**Dataset records**

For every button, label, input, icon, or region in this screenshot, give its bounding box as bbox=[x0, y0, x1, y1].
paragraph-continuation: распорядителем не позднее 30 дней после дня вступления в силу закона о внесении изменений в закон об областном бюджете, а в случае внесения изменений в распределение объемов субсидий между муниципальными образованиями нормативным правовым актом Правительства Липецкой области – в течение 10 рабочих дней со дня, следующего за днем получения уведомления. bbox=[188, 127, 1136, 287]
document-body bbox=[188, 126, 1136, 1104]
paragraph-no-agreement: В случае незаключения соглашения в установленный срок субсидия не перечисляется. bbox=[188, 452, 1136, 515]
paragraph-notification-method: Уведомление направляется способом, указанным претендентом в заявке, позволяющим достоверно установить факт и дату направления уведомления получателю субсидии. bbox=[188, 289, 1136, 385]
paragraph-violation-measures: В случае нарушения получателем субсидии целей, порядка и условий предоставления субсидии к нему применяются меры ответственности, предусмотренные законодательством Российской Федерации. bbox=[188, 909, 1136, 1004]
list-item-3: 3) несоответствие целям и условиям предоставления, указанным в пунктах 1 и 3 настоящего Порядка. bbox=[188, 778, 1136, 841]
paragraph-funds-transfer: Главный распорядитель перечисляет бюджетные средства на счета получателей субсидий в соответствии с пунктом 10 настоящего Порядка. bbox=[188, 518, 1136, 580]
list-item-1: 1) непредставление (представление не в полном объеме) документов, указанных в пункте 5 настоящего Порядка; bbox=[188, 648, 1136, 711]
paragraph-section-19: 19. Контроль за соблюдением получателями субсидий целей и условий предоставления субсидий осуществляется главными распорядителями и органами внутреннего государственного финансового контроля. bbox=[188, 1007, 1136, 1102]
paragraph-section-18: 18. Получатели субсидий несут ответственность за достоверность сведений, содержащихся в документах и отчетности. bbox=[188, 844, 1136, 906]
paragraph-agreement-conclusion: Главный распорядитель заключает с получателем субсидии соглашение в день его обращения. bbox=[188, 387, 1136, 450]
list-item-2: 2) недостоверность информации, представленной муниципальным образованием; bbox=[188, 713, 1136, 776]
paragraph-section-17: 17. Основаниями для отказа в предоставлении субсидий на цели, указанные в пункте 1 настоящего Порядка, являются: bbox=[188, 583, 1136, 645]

**Exercise directions**
Repeat every line above word for word, keeping each line's text, numbers and brackets unchanged.

**Task result**
For every button, label, input, icon, or region in this screenshot, give its bounding box as bbox=[x0, y0, x1, y1].
paragraph-continuation: распорядителем не позднее 30 дней после дня вступления в силу закона о внесении изменений в закон об областном бюджете, а в случае внесения изменений в распределение объемов субсидий между муниципальными образованиями нормативным правовым актом Правительства Липецкой области – в течение 10 рабочих дней со дня, следующего за днем получения уведомления. bbox=[188, 127, 1136, 287]
document-body bbox=[188, 126, 1136, 1104]
paragraph-no-agreement: В случае незаключения соглашения в установленный срок субсидия не перечисляется. bbox=[188, 452, 1136, 515]
paragraph-notification-method: Уведомление направляется способом, указанным претендентом в заявке, позволяющим достоверно установить факт и дату направления уведомления получателю субсидии. bbox=[188, 289, 1136, 385]
paragraph-violation-measures: В случае нарушения получателем субсидии целей, порядка и условий предоставления субсидии к нему применяются меры ответственности, предусмотренные законодательством Российской Федерации. bbox=[188, 909, 1136, 1004]
list-item-3: 3) несоответствие целям и условиям предоставления, указанным в пунктах 1 и 3 настоящего Порядка. bbox=[188, 778, 1136, 841]
paragraph-funds-transfer: Главный распорядитель перечисляет бюджетные средства на счета получателей субсидий в соответствии с пунктом 10 настоящего Порядка. bbox=[188, 518, 1136, 580]
list-item-1: 1) непредставление (представление не в полном объеме) документов, указанных в пункте 5 настоящего Порядка; bbox=[188, 648, 1136, 711]
paragraph-section-19: 19. Контроль за соблюдением получателями субсидий целей и условий предоставления субсидий осуществляется главными распорядителями и органами внутреннего государственного финансового контроля. bbox=[188, 1007, 1136, 1102]
paragraph-section-18: 18. Получатели субсидий несут ответственность за достоверность сведений, содержащихся в документах и отчетности. bbox=[188, 844, 1136, 906]
paragraph-agreement-conclusion: Главный распорядитель заключает с получателем субсидии соглашение в день его обращения. bbox=[188, 387, 1136, 450]
list-item-2: 2) недостоверность информации, представленной муниципальным образованием; bbox=[188, 713, 1136, 776]
paragraph-section-17: 17. Основаниями для отказа в предоставлении субсидий на цели, указанные в пункте 1 настоящего Порядка, являются: bbox=[188, 583, 1136, 645]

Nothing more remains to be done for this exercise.